:: Stated task ::
Repeat the material below word for word and leave out all pictures.
++++ Records shown ++++
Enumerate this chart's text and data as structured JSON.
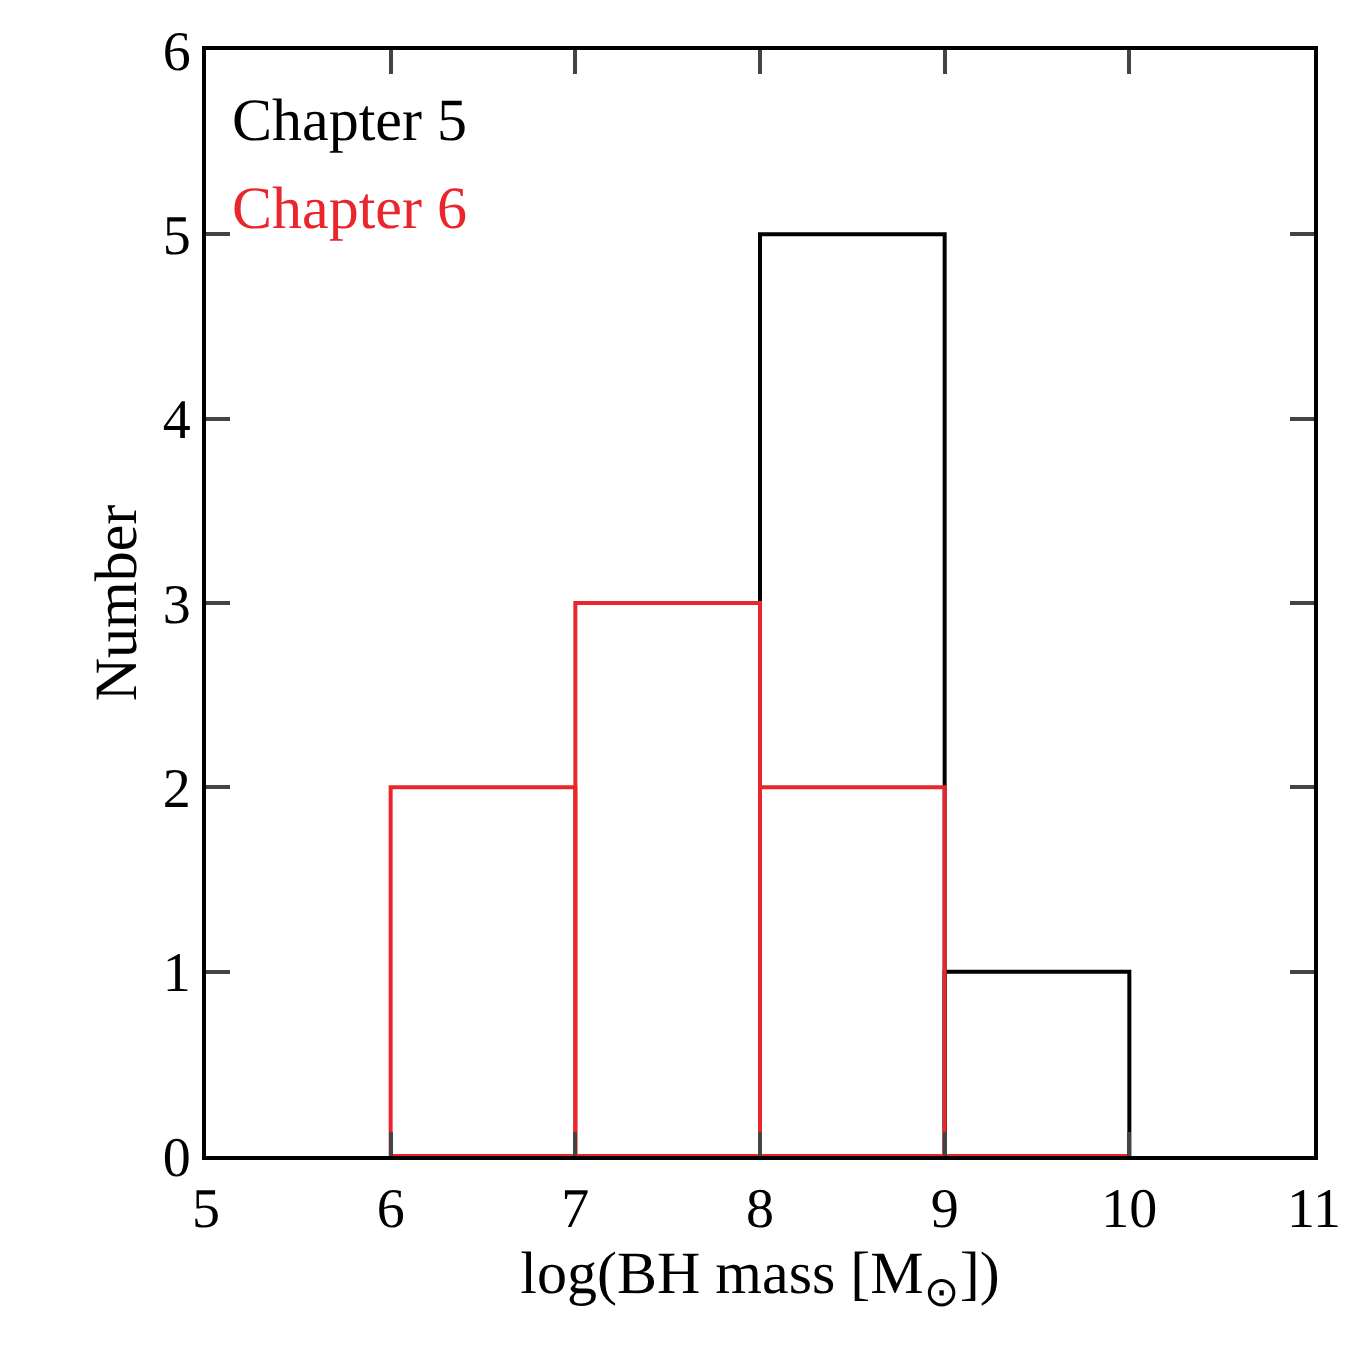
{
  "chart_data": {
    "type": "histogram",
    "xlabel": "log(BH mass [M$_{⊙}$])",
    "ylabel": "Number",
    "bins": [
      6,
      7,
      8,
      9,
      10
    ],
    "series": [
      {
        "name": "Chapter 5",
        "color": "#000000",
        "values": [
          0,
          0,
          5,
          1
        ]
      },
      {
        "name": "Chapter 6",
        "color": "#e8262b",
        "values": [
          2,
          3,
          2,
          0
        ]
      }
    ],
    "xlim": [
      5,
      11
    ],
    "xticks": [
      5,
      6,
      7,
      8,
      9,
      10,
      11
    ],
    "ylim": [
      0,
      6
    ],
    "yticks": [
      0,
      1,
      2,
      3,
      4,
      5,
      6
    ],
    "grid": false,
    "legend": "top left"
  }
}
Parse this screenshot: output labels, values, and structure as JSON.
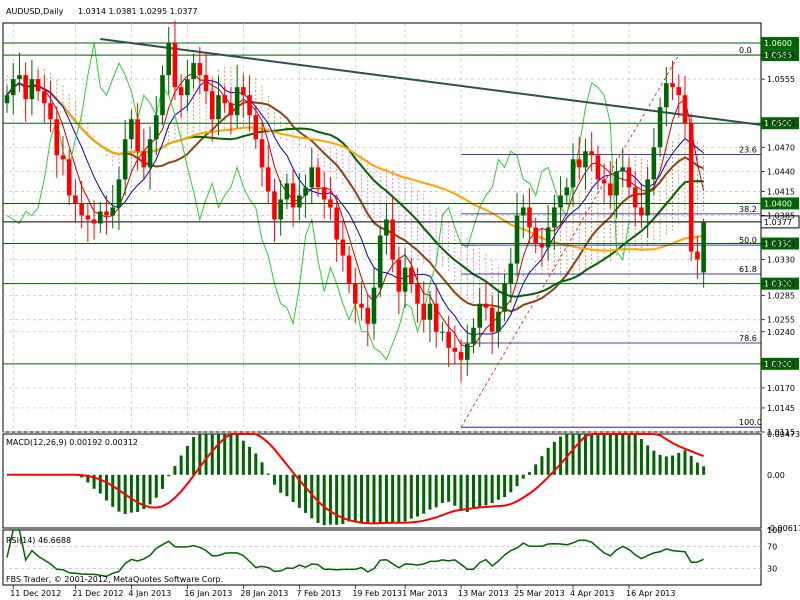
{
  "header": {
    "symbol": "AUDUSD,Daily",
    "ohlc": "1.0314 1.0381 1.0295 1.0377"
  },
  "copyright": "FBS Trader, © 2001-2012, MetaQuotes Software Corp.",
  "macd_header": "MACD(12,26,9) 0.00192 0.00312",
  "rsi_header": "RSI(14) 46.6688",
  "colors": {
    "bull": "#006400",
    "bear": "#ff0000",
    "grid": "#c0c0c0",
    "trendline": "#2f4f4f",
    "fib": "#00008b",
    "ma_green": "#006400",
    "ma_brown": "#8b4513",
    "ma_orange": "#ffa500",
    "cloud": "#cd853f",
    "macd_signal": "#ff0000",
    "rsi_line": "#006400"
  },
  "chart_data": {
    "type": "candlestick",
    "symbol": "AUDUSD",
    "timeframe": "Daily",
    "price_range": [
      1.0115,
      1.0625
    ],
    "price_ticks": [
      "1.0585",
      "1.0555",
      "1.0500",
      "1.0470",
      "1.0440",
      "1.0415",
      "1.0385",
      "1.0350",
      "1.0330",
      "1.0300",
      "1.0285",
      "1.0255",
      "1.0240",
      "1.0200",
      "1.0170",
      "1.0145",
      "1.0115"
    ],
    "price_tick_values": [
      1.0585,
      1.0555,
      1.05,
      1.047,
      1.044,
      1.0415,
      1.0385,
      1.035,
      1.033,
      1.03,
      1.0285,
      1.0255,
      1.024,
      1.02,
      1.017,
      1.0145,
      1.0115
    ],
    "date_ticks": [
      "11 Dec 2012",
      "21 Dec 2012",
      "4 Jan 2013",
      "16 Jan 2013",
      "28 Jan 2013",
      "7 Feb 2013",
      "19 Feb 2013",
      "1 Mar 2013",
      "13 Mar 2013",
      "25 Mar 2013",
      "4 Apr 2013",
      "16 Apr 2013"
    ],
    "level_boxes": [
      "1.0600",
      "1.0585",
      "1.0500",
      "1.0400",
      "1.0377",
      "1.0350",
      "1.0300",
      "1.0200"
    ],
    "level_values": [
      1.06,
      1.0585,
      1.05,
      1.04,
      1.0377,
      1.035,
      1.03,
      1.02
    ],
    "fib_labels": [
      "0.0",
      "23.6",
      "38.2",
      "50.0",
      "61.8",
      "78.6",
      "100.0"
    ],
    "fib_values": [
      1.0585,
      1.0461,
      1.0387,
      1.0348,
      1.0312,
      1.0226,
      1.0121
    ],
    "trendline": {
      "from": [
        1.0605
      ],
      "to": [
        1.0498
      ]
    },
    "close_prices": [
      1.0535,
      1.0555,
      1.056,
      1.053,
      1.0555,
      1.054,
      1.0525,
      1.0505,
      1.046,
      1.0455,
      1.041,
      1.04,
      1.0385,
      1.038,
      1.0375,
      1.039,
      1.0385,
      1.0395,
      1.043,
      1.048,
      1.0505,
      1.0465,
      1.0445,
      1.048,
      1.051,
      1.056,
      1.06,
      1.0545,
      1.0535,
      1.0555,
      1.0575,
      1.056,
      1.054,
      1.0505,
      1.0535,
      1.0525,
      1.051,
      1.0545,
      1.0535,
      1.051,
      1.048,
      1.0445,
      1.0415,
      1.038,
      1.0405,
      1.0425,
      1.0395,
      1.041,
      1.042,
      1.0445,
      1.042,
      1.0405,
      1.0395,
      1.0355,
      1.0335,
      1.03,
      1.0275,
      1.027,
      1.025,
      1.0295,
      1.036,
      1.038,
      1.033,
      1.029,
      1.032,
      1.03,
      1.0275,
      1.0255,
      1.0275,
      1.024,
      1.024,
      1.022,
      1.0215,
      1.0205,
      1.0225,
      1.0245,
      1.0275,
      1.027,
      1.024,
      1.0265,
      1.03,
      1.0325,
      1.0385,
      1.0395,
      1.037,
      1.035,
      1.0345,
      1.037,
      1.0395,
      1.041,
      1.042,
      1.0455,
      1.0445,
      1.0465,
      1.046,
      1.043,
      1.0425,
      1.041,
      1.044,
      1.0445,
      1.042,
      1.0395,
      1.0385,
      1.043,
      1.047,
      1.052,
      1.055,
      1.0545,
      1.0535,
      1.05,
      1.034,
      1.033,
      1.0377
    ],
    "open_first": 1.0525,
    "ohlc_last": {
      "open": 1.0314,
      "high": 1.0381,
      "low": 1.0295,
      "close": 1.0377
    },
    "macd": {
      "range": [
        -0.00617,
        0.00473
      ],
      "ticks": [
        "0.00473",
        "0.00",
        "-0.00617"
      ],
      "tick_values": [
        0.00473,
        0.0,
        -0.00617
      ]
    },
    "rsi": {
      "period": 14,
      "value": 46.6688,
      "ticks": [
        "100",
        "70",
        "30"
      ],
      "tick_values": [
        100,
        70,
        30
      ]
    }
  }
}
++++
:: Solution ::
Enumerate this chart's text and data as structured JSON.
{
  "chart_data": {
    "type": "histogram",
    "xlabel": "log(BH mass [M$_{⊙}$])",
    "ylabel": "Number",
    "bins": [
      6,
      7,
      8,
      9,
      10
    ],
    "series": [
      {
        "name": "Chapter 5",
        "color": "#000000",
        "values": [
          0,
          0,
          5,
          1
        ]
      },
      {
        "name": "Chapter 6",
        "color": "#e8262b",
        "values": [
          2,
          3,
          2,
          0
        ]
      }
    ],
    "xlim": [
      5,
      11
    ],
    "xticks": [
      5,
      6,
      7,
      8,
      9,
      10,
      11
    ],
    "ylim": [
      0,
      6
    ],
    "yticks": [
      0,
      1,
      2,
      3,
      4,
      5,
      6
    ],
    "grid": false,
    "legend": "top left"
  }
}
Parse this screenshot: output labels, values, and structure as JSON.
{
  "header": {
    "symbol": "AUDUSD,Daily",
    "ohlc": "1.0314 1.0381 1.0295 1.0377"
  },
  "copyright": "FBS Trader, © 2001-2012, MetaQuotes Software Corp.",
  "macd_header": "MACD(12,26,9) 0.00192 0.00312",
  "rsi_header": "RSI(14) 46.6688",
  "colors": {
    "bull": "#006400",
    "bear": "#ff0000",
    "grid": "#c0c0c0",
    "trendline": "#2f4f4f",
    "fib": "#00008b",
    "ma_green": "#006400",
    "ma_brown": "#8b4513",
    "ma_orange": "#ffa500",
    "cloud": "#cd853f",
    "macd_signal": "#ff0000",
    "rsi_line": "#006400"
  },
  "chart_data": {
    "type": "candlestick",
    "symbol": "AUDUSD",
    "timeframe": "Daily",
    "price_range": [
      1.0115,
      1.0625
    ],
    "price_ticks": [
      "1.0585",
      "1.0555",
      "1.0500",
      "1.0470",
      "1.0440",
      "1.0415",
      "1.0385",
      "1.0350",
      "1.0330",
      "1.0300",
      "1.0285",
      "1.0255",
      "1.0240",
      "1.0200",
      "1.0170",
      "1.0145",
      "1.0115"
    ],
    "price_tick_values": [
      1.0585,
      1.0555,
      1.05,
      1.047,
      1.044,
      1.0415,
      1.0385,
      1.035,
      1.033,
      1.03,
      1.0285,
      1.0255,
      1.024,
      1.02,
      1.017,
      1.0145,
      1.0115
    ],
    "date_ticks": [
      "11 Dec 2012",
      "21 Dec 2012",
      "4 Jan 2013",
      "16 Jan 2013",
      "28 Jan 2013",
      "7 Feb 2013",
      "19 Feb 2013",
      "1 Mar 2013",
      "13 Mar 2013",
      "25 Mar 2013",
      "4 Apr 2013",
      "16 Apr 2013"
    ],
    "level_boxes": [
      "1.0600",
      "1.0585",
      "1.0500",
      "1.0400",
      "1.0377",
      "1.0350",
      "1.0300",
      "1.0200"
    ],
    "level_values": [
      1.06,
      1.0585,
      1.05,
      1.04,
      1.0377,
      1.035,
      1.03,
      1.02
    ],
    "fib_labels": [
      "0.0",
      "23.6",
      "38.2",
      "50.0",
      "61.8",
      "78.6",
      "100.0"
    ],
    "fib_values": [
      1.0585,
      1.0461,
      1.0387,
      1.0348,
      1.0312,
      1.0226,
      1.0121
    ],
    "trendline": {
      "from": [
        1.0605
      ],
      "to": [
        1.0498
      ]
    },
    "close_prices": [
      1.0535,
      1.0555,
      1.056,
      1.053,
      1.0555,
      1.054,
      1.0525,
      1.0505,
      1.046,
      1.0455,
      1.041,
      1.04,
      1.0385,
      1.038,
      1.0375,
      1.039,
      1.0385,
      1.0395,
      1.043,
      1.048,
      1.0505,
      1.0465,
      1.0445,
      1.048,
      1.051,
      1.056,
      1.06,
      1.0545,
      1.0535,
      1.0555,
      1.0575,
      1.056,
      1.054,
      1.0505,
      1.0535,
      1.0525,
      1.051,
      1.0545,
      1.0535,
      1.051,
      1.048,
      1.0445,
      1.0415,
      1.038,
      1.0405,
      1.0425,
      1.0395,
      1.041,
      1.042,
      1.0445,
      1.042,
      1.0405,
      1.0395,
      1.0355,
      1.0335,
      1.03,
      1.0275,
      1.027,
      1.025,
      1.0295,
      1.036,
      1.038,
      1.033,
      1.029,
      1.032,
      1.03,
      1.0275,
      1.0255,
      1.0275,
      1.024,
      1.024,
      1.022,
      1.0215,
      1.0205,
      1.0225,
      1.0245,
      1.0275,
      1.027,
      1.024,
      1.0265,
      1.03,
      1.0325,
      1.0385,
      1.0395,
      1.037,
      1.035,
      1.0345,
      1.037,
      1.0395,
      1.041,
      1.042,
      1.0455,
      1.0445,
      1.0465,
      1.046,
      1.043,
      1.0425,
      1.041,
      1.044,
      1.0445,
      1.042,
      1.0395,
      1.0385,
      1.043,
      1.047,
      1.052,
      1.055,
      1.0545,
      1.0535,
      1.05,
      1.034,
      1.033,
      1.0377
    ],
    "open_first": 1.0525,
    "ohlc_last": {
      "open": 1.0314,
      "high": 1.0381,
      "low": 1.0295,
      "close": 1.0377
    },
    "macd": {
      "range": [
        -0.00617,
        0.00473
      ],
      "ticks": [
        "0.00473",
        "0.00",
        "-0.00617"
      ],
      "tick_values": [
        0.00473,
        0.0,
        -0.00617
      ]
    },
    "rsi": {
      "period": 14,
      "value": 46.6688,
      "ticks": [
        "100",
        "70",
        "30"
      ],
      "tick_values": [
        100,
        70,
        30
      ]
    }
  }
}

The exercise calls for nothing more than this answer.